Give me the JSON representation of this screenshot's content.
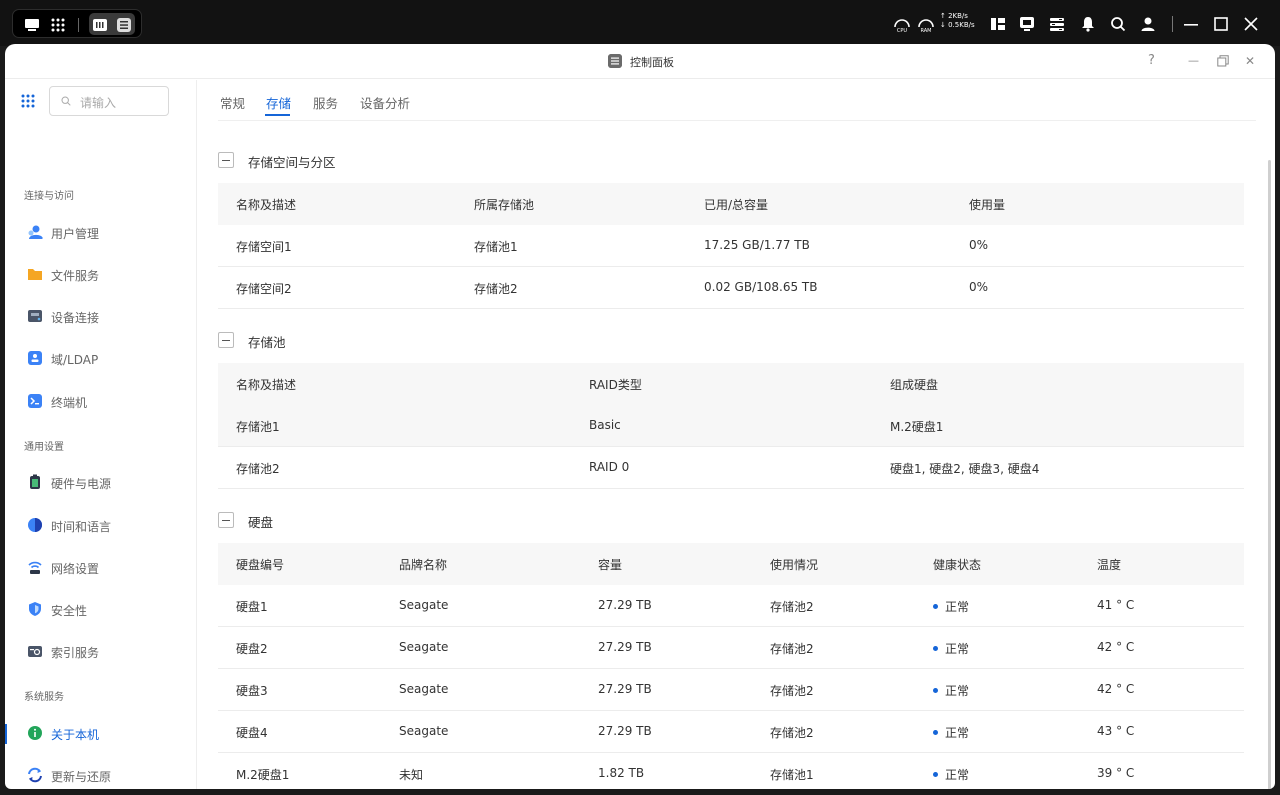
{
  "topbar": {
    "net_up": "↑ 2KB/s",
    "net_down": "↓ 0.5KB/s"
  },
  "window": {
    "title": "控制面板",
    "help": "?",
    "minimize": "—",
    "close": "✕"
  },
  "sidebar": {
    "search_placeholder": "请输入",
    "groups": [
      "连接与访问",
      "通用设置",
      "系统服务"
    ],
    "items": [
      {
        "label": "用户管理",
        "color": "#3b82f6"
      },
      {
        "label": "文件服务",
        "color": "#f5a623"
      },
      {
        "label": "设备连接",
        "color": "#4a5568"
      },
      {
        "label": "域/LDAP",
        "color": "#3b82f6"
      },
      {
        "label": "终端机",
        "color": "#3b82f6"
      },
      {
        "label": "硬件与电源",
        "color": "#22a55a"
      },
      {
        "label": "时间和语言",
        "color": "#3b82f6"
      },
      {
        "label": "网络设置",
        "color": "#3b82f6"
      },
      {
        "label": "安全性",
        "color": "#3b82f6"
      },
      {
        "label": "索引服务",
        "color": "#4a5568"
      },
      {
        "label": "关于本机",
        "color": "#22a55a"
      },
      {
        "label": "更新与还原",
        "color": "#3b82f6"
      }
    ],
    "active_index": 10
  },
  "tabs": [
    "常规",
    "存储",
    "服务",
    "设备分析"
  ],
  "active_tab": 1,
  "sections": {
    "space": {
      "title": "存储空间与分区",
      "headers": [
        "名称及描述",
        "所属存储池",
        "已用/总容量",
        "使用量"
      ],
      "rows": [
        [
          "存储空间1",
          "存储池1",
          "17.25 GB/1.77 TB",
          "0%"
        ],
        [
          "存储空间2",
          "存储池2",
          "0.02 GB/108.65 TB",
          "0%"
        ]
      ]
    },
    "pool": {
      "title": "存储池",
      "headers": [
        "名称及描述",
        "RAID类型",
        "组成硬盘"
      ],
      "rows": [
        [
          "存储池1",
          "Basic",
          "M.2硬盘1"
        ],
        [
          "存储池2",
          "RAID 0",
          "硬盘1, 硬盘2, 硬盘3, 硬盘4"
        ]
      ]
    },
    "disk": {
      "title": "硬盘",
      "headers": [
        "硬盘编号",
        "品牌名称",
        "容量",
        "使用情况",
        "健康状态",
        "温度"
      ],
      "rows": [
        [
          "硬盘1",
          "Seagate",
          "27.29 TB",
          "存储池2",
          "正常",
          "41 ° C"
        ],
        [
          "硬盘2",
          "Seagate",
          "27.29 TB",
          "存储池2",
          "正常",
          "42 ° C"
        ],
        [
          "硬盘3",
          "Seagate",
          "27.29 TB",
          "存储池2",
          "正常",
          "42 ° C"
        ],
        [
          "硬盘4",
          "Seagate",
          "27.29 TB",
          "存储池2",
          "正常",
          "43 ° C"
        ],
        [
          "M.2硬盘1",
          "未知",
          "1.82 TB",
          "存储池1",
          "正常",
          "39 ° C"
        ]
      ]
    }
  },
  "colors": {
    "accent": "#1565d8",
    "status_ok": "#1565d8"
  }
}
* * *
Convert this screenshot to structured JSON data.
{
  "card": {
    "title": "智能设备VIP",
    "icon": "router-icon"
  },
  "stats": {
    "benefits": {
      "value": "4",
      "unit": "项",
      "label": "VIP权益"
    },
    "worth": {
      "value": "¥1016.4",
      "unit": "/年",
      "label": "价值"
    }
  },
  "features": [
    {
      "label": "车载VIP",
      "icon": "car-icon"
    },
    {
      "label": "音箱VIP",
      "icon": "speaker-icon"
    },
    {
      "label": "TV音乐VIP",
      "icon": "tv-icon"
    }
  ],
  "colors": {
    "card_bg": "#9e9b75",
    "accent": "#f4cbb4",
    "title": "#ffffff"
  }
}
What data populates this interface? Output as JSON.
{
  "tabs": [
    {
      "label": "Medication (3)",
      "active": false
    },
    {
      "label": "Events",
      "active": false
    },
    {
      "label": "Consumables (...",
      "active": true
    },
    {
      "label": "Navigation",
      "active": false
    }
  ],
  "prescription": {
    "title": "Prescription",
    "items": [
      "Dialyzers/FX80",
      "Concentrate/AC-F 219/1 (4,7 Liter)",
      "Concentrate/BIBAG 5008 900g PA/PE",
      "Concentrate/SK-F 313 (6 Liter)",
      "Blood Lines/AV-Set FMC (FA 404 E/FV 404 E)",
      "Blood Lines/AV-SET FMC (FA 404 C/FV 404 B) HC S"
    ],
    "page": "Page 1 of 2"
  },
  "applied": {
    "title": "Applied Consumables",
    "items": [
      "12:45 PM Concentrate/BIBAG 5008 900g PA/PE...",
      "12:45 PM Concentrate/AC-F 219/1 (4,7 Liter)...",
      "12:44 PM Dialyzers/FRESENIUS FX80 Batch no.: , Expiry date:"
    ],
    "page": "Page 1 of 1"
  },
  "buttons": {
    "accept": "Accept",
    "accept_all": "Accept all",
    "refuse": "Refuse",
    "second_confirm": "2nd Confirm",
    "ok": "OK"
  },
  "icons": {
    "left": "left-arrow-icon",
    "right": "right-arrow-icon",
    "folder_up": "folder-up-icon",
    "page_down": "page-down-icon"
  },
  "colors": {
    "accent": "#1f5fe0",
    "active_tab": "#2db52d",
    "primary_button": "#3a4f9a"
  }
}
---
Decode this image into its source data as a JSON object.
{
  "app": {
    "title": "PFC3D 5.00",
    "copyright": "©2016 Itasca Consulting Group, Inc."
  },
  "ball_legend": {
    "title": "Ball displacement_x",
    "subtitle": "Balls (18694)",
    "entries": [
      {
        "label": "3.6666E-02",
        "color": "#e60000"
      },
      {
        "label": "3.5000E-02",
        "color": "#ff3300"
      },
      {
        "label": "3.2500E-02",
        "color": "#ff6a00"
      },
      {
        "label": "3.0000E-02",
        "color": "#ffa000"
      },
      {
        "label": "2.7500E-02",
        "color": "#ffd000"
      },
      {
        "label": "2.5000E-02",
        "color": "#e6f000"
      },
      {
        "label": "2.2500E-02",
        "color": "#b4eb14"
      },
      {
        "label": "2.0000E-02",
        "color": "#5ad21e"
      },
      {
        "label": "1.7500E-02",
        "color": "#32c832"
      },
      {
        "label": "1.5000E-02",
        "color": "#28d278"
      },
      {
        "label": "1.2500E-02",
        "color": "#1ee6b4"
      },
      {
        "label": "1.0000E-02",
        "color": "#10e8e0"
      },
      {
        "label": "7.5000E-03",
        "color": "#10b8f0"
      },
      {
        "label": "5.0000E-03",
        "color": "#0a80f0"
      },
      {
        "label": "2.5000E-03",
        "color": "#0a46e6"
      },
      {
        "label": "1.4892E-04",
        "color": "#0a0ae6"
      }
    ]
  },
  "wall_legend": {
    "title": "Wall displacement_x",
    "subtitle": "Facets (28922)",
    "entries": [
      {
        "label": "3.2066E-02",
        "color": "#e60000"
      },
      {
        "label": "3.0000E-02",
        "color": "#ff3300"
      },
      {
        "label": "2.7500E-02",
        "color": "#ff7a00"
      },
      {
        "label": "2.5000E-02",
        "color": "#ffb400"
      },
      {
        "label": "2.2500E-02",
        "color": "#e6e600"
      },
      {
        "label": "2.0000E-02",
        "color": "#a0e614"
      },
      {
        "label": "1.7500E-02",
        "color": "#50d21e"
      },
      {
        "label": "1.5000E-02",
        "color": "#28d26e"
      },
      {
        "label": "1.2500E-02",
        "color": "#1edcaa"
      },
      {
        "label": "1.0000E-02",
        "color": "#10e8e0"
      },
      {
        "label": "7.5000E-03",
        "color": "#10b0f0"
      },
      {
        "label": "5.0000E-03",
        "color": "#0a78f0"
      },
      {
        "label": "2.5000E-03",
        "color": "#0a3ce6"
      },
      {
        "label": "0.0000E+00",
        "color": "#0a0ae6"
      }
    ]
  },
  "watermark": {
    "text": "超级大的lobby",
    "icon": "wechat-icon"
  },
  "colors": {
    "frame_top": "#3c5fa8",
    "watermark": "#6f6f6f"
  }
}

WORK INSTRUCTIONS: Every line holding "screenshot" should be copied out.

RIGHT ANSWER:
Give me the JSON representation of this screenshot's content.
Convert this screenshot to structured JSON data.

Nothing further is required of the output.